§ EXERCISE INPUTS

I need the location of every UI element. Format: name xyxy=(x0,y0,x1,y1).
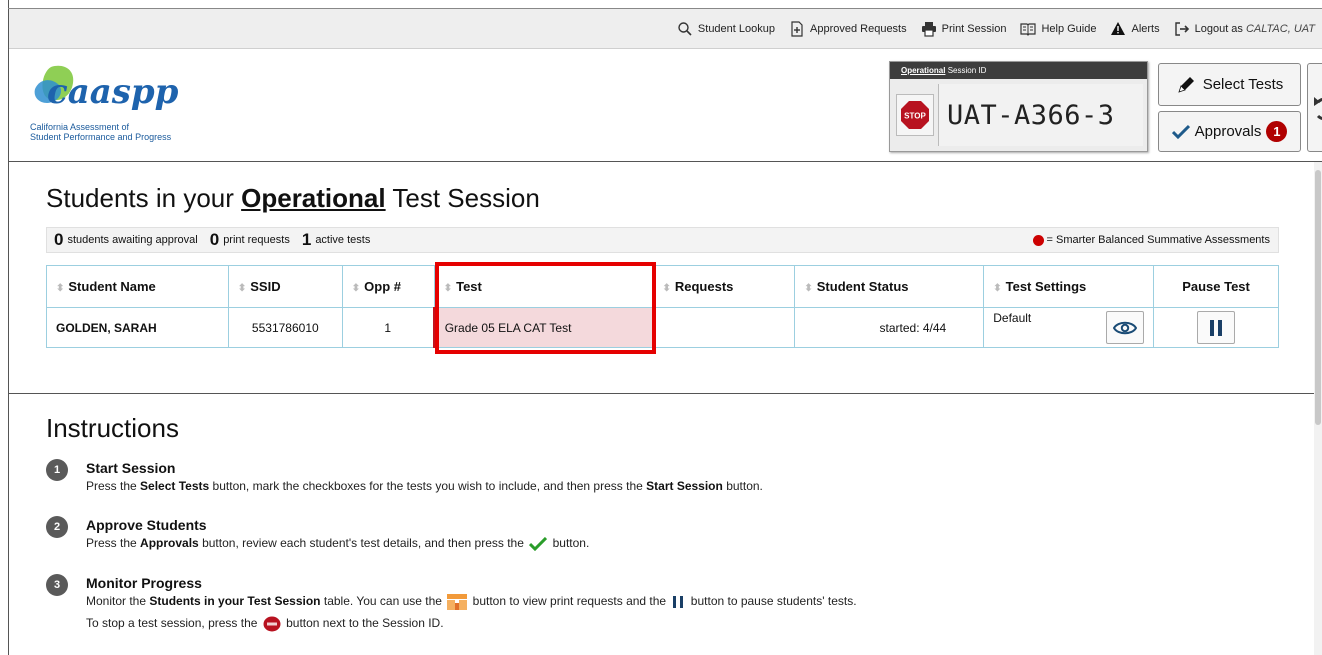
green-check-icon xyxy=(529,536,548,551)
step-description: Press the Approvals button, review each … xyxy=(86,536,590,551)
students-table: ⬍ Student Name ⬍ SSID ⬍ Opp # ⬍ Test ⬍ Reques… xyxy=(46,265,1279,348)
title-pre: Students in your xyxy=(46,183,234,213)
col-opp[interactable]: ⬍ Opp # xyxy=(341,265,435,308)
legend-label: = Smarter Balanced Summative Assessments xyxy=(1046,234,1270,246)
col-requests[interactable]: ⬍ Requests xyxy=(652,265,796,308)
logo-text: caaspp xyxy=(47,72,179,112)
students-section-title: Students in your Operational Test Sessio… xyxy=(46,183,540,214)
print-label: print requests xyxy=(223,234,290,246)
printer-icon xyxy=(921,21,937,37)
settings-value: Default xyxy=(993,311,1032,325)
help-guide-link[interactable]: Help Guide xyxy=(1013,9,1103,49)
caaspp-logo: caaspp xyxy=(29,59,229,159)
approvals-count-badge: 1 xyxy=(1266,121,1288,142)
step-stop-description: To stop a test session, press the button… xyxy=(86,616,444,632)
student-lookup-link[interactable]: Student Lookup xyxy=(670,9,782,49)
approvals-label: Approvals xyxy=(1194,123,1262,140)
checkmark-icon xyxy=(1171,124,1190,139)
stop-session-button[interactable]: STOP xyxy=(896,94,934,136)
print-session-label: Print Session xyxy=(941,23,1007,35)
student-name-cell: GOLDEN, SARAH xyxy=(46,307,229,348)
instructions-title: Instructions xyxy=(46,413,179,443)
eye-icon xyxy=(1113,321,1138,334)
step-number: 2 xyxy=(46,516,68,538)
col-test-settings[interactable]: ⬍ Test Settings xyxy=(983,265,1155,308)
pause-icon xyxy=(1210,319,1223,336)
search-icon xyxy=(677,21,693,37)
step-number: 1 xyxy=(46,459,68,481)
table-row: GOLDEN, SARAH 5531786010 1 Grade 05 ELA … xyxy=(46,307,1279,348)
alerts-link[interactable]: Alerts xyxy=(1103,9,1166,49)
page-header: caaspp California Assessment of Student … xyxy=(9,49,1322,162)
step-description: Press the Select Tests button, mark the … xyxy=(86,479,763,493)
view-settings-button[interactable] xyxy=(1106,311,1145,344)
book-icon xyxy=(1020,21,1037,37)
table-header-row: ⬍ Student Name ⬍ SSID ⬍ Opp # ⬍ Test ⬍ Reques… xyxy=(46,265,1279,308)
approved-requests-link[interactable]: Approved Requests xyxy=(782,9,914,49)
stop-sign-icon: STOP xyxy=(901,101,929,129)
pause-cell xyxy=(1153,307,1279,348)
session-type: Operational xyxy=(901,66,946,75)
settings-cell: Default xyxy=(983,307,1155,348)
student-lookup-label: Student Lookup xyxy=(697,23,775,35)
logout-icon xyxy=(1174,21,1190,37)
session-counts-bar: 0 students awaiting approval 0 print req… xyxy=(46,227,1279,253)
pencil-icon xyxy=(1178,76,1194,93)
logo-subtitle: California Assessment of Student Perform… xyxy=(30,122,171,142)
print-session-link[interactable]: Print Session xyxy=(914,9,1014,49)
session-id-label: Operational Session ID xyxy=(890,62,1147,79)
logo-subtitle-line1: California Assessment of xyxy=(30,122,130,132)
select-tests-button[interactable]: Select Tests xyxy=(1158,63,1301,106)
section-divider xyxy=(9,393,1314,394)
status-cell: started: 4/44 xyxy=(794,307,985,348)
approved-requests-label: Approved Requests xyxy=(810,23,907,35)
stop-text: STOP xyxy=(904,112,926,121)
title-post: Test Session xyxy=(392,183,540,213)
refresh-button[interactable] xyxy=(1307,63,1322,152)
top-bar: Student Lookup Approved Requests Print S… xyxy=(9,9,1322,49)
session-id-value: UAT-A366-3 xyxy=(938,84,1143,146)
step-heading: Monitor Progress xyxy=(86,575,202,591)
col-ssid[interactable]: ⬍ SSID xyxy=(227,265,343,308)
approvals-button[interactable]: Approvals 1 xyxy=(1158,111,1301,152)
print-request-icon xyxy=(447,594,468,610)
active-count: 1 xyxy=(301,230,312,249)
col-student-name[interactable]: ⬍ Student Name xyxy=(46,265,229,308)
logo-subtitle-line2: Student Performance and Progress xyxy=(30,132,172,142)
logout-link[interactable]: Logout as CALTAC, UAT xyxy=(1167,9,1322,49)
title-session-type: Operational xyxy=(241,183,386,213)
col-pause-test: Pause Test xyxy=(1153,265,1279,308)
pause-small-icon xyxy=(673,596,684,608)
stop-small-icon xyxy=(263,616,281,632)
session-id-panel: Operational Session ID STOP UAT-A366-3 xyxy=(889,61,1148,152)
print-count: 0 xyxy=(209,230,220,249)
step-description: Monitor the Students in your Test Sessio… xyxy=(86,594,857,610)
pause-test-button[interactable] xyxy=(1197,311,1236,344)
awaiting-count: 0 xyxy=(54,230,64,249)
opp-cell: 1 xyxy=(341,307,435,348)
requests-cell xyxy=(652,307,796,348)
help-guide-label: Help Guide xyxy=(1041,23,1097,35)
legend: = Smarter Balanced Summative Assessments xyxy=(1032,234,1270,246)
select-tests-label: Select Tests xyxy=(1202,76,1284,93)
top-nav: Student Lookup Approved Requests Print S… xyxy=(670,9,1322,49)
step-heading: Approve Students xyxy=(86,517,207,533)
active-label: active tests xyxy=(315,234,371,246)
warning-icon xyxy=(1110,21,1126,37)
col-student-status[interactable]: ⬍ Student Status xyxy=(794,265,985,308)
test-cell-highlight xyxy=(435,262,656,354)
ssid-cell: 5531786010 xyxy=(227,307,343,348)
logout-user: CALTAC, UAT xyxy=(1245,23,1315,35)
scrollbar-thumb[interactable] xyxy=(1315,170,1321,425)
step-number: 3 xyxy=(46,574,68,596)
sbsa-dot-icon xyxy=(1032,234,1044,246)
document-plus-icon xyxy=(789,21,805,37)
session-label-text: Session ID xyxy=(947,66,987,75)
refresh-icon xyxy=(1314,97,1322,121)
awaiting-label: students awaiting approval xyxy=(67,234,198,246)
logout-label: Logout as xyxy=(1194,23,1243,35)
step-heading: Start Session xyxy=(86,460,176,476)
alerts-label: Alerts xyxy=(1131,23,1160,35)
...
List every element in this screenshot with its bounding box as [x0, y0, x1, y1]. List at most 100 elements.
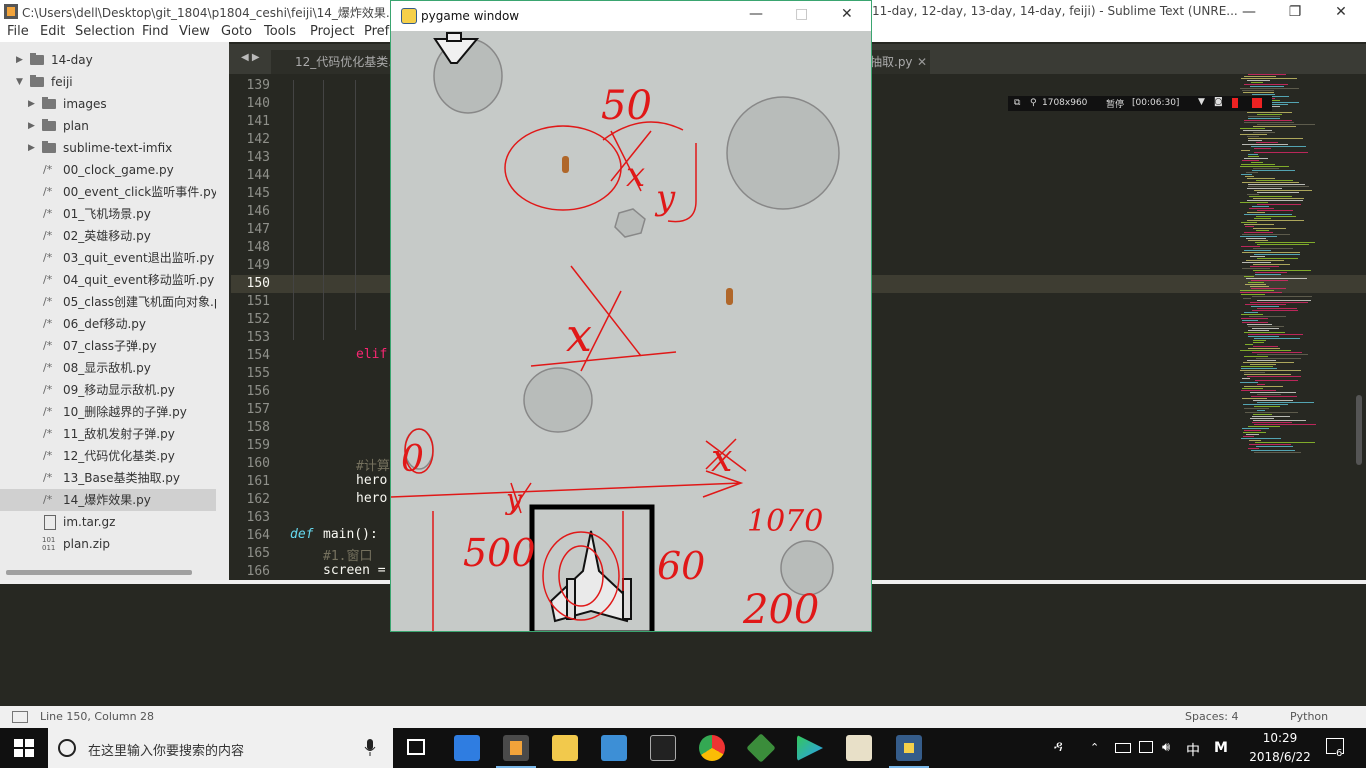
* * *
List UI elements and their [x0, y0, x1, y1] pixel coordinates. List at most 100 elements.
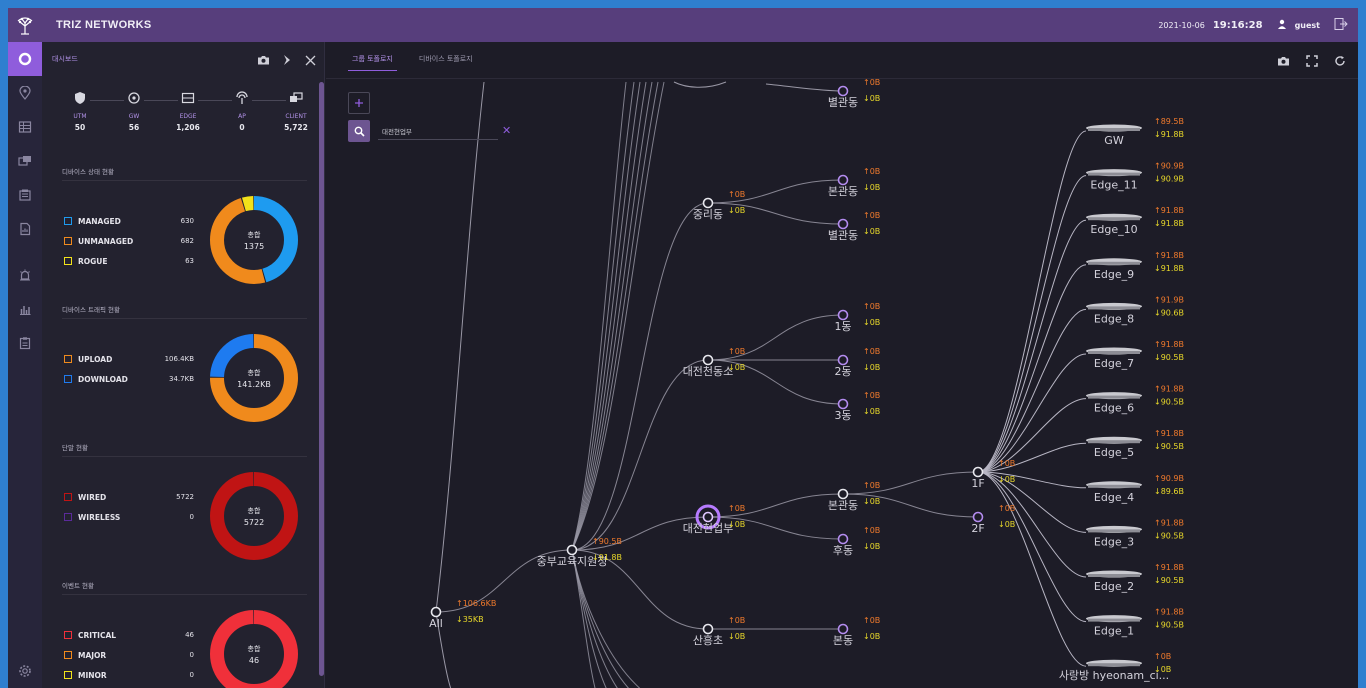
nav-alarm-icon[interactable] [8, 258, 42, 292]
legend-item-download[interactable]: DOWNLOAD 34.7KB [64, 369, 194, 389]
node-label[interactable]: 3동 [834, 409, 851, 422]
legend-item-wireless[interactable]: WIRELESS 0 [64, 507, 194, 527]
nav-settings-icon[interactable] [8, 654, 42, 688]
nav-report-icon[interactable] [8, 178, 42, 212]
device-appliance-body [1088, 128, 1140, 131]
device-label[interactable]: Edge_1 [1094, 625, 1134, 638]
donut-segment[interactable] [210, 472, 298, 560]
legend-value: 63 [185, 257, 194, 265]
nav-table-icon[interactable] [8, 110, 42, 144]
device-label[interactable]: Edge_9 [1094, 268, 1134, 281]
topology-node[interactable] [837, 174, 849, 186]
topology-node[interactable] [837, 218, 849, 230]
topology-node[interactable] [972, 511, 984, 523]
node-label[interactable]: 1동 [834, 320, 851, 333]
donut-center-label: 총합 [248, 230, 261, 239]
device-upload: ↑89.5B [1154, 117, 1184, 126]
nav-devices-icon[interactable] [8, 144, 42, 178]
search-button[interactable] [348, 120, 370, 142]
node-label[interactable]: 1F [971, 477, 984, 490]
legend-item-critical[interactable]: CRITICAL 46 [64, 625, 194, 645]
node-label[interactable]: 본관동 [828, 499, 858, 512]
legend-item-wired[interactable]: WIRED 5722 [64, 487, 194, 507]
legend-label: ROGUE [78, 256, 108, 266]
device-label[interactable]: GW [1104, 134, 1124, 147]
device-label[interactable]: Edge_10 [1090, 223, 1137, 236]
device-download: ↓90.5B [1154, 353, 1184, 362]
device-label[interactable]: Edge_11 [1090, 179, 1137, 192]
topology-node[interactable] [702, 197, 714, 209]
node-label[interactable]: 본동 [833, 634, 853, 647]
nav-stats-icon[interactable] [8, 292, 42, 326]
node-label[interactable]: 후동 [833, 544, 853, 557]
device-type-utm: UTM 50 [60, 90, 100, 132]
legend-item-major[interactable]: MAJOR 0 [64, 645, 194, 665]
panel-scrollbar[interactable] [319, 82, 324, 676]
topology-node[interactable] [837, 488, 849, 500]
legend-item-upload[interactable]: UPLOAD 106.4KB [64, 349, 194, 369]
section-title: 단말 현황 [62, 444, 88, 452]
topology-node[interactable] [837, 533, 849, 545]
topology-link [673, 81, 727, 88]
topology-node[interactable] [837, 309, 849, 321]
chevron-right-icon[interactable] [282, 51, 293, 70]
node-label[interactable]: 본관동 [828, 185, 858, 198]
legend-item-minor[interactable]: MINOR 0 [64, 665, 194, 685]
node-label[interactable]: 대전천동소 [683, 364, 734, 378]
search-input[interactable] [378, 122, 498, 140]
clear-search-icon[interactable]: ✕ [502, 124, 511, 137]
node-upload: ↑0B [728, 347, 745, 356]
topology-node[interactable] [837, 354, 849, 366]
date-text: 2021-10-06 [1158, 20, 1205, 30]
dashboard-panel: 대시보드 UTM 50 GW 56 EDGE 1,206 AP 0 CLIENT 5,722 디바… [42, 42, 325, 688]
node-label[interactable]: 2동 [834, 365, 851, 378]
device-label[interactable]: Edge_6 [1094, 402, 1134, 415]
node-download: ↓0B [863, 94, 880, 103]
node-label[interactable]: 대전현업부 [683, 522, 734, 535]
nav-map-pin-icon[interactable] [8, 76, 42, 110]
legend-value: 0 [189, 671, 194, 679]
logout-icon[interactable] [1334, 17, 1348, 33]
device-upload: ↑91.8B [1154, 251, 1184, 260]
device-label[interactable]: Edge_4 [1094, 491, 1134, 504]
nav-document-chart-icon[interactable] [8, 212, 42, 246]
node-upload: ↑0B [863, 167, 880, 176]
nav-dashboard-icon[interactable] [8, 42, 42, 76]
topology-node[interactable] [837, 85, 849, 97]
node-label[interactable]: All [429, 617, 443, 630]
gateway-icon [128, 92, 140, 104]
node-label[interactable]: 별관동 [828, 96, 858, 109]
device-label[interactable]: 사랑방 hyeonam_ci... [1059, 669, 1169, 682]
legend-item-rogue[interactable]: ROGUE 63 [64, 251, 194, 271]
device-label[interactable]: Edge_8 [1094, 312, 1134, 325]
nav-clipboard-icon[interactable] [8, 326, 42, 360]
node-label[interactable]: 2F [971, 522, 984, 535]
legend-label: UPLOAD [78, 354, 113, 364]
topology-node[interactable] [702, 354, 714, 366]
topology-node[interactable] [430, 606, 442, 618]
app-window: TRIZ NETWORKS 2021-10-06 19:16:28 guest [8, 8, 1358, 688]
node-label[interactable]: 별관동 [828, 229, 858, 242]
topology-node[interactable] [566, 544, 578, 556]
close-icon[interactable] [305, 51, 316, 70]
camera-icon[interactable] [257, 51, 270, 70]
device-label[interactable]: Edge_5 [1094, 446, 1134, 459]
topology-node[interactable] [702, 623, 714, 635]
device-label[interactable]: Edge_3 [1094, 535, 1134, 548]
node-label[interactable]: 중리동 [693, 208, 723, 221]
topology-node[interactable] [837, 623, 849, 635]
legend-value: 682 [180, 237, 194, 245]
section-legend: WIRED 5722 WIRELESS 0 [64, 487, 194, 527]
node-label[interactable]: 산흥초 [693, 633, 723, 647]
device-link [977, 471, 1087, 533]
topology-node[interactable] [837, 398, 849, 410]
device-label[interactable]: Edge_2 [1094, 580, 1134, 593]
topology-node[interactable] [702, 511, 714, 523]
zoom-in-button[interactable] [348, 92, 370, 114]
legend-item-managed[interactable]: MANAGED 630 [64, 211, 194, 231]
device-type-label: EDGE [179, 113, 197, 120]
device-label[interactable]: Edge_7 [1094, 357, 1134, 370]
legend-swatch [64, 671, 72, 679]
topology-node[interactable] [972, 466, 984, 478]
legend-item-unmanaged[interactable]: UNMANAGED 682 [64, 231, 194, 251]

§ THE PROBLEM
Could you reproduce the listing again word for word, starting with the line that contains "I need the location" and going on through the line that contains "print-session-label: Print Session", with both of those lines included and the picture left out?

§ RESPONSE TO THE TASK
I need the location of every UI element. Format: name xyxy=(x0,y0,x1,y1).
green-check-icon xyxy=(529,536,548,551)
step-description: Press the Approvals button, review each … xyxy=(86,536,590,551)
students-table: ⬍ Student Name ⬍ SSID ⬍ Opp # ⬍ Test ⬍ Reques… xyxy=(46,265,1279,348)
title-pre: Students in your xyxy=(46,183,234,213)
col-opp[interactable]: ⬍ Opp # xyxy=(341,265,435,308)
legend-label: = Smarter Balanced Summative Assessments xyxy=(1046,234,1270,246)
col-requests[interactable]: ⬍ Requests xyxy=(652,265,796,308)
logo-text: caaspp xyxy=(47,72,179,112)
students-section-title: Students in your Operational Test Sessio… xyxy=(46,183,540,214)
print-label: print requests xyxy=(223,234,290,246)
printer-icon xyxy=(921,21,937,37)
settings-value: Default xyxy=(993,311,1032,325)
help-guide-link[interactable]: Help Guide xyxy=(1013,9,1103,49)
caaspp-logo: caaspp xyxy=(29,59,229,159)
approvals-count-badge: 1 xyxy=(1266,121,1288,142)
step-stop-description: To stop a test session, press the button… xyxy=(86,616,444,632)
student-lookup-link[interactable]: Student Lookup xyxy=(670,9,782,49)
approvals-label: Approvals xyxy=(1194,123,1262,140)
checkmark-icon xyxy=(1171,124,1190,139)
stop-session-button[interactable]: STOP xyxy=(896,94,934,136)
print-session-label: Print Session xyxy=(941,23,1007,35)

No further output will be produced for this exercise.